### SET EXERCISE
Pictures do not belong in your copy. Repeat all the other data exactly.

#### GIVEN DATA ####

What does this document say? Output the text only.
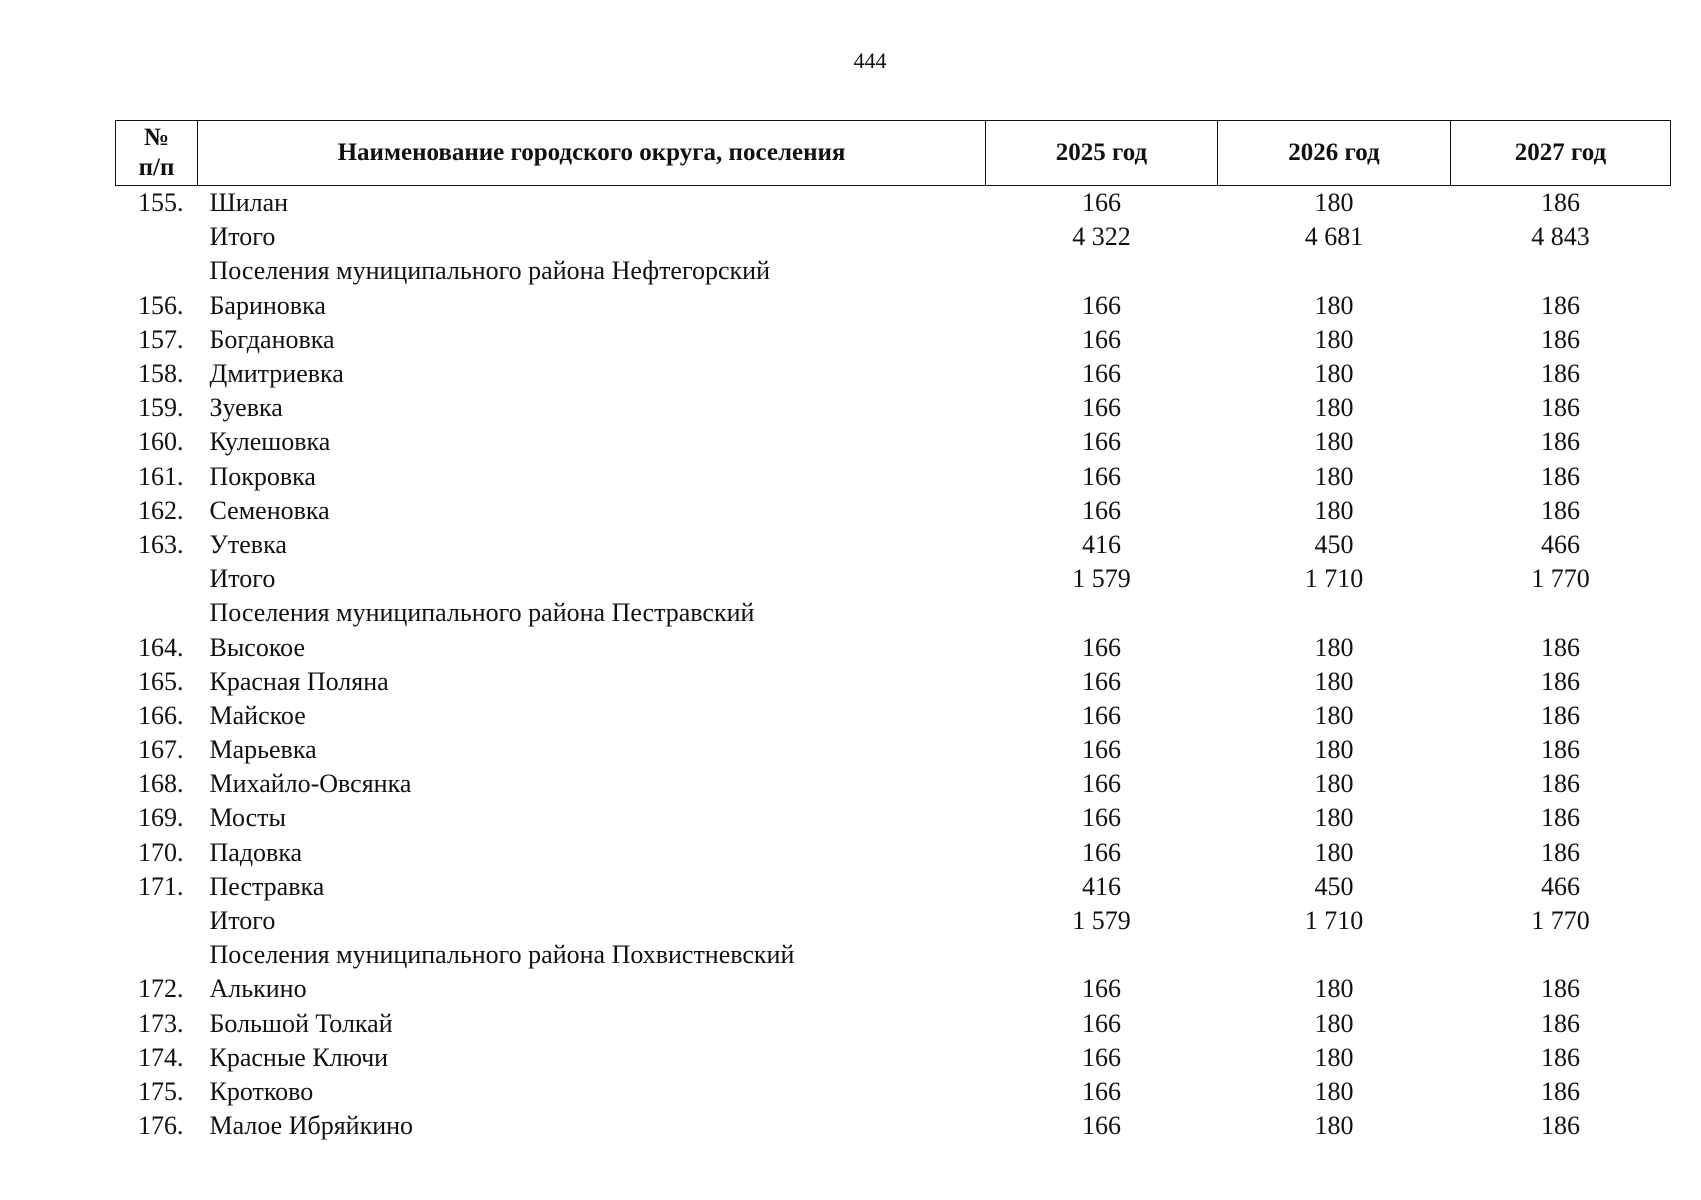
444
№
п/п	Наименование городского округа, поселения	2025 год	2026 год	2027 год
155.	Шилан	166	180	186
	Итого	4 322	4 681	4 843
	Поселения муниципального района Нефтегорский			
156.	Бариновка	166	180	186
157.	Богдановка	166	180	186
158.	Дмитриевка	166	180	186
159.	Зуевка	166	180	186
160.	Кулешовка	166	180	186
161.	Покровка	166	180	186
162.	Семеновка	166	180	186
163.	Утевка	416	450	466
	Итого	1 579	1 710	1 770
	Поселения муниципального района Пестравский			
164.	Высокое	166	180	186
165.	Красная Поляна	166	180	186
166.	Майское	166	180	186
167.	Марьевка	166	180	186
168.	Михайло-Овсянка	166	180	186
169.	Мосты	166	180	186
170.	Падовка	166	180	186
171.	Пестравка	416	450	466
	Итого	1 579	1 710	1 770
	Поселения муниципального района Похвистневский			
172.	Алькино	166	180	186
173.	Большой Толкай	166	180	186
174.	Красные Ключи	166	180	186
175.	Кротково	166	180	186
176.	Малое Ибряйкино	166	180	186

####

### SOLUTION TO THIS EXERCISE
What does this document say? Output the text only.
444
№
п/п	Наименование городского округа, поселения	2025 год	2026 год	2027 год
155.	Шилан	166	180	186
	Итого	4 322	4 681	4 843
	Поселения муниципального района Нефтегорский			
156.	Бариновка	166	180	186
157.	Богдановка	166	180	186
158.	Дмитриевка	166	180	186
159.	Зуевка	166	180	186
160.	Кулешовка	166	180	186
161.	Покровка	166	180	186
162.	Семеновка	166	180	186
163.	Утевка	416	450	466
	Итого	1 579	1 710	1 770
	Поселения муниципального района Пестравский			
164.	Высокое	166	180	186
165.	Красная Поляна	166	180	186
166.	Майское	166	180	186
167.	Марьевка	166	180	186
168.	Михайло-Овсянка	166	180	186
169.	Мосты	166	180	186
170.	Падовка	166	180	186
171.	Пестравка	416	450	466
	Итого	1 579	1 710	1 770
	Поселения муниципального района Похвистневский			
172.	Алькино	166	180	186
173.	Большой Толкай	166	180	186
174.	Красные Ключи	166	180	186
175.	Кротково	166	180	186
176.	Малое Ибряйкино	166	180	186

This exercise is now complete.